Collection entries

#####

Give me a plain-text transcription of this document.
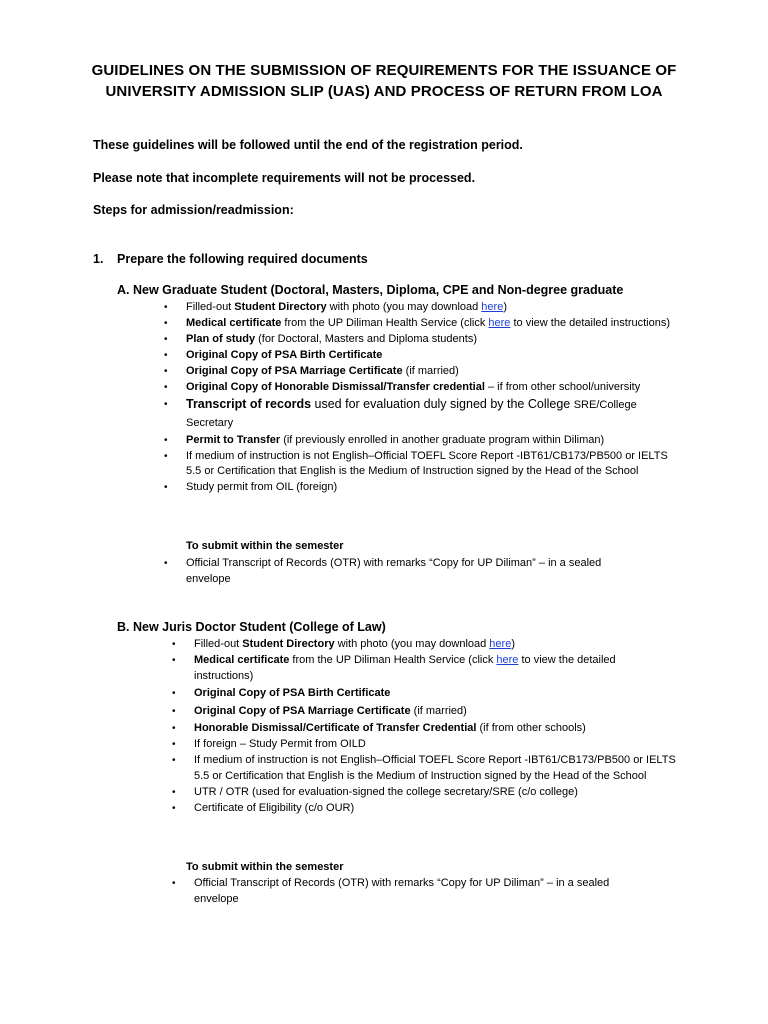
GUIDELINES ON THE SUBMISSION OF REQUIREMENTS FOR THE ISSUANCE OF
UNIVERSITY ADMISSION SLIP (UAS) AND PROCESS OF RETURN FROM LOA
These guidelines will be followed until the end of the registration period.
Please note that incomplete requirements will not be processed.
Steps for admission/readmission:
1. Prepare the following required documents
A. New Graduate Student (Doctoral, Masters, Diploma, CPE and Non-degree graduate
• Filled-out Student Directory with photo (you may download here)
• Medical certificate from the UP Diliman Health Service (click here to view the detailed instructions)
• Plan of study (for Doctoral, Masters and Diploma students)
• Original Copy of PSA Birth Certificate
• Original Copy of PSA Marriage Certificate (if married)
• Original Copy of Honorable Dismissal/Transfer credential – if from other school/university
• Transcript of records used for evaluation duly signed by the College SRE/College Secretary
• Permit to Transfer (if previously enrolled in another graduate program within Diliman)
• If medium of instruction is not English–Official TOEFL Score Report -IBT61/CB173/PB500 or IELTS 5.5 or Certification that English is the Medium of Instruction signed by the Head of the School
• Study permit from OIL (foreign)
To submit within the semester
• Official Transcript of Records (OTR) with remarks “Copy for UP Diliman” – in a sealed envelope
B. New Juris Doctor Student (College of Law)
• Filled-out Student Directory with photo (you may download here)
• Medical certificate from the UP Diliman Health Service (click here to view the detailed instructions)
• Original Copy of PSA Birth Certificate
• Original Copy of PSA Marriage Certificate (if married)
• Honorable Dismissal/Certificate of Transfer Credential (if from other schools)
• If foreign – Study Permit from OILD
• If medium of instruction is not English–Official TOEFL Score Report -IBT61/CB173/PB500 or IELTS 5.5 or Certification that English is the Medium of Instruction signed by the Head of the School
• UTR / OTR (used for evaluation-signed the college secretary/SRE (c/o college)
• Certificate of Eligibility (c/o OUR)
To submit within the semester
• Official Transcript of Records (OTR) with remarks “Copy for UP Diliman” – in a sealed envelope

#####

**DIRECTIONS FOR THIS TASK**
Determine how many lines of the listing above hold the word "will". Report that number without anything else.

**SOLUTION FOR THIS PROBLEM**
2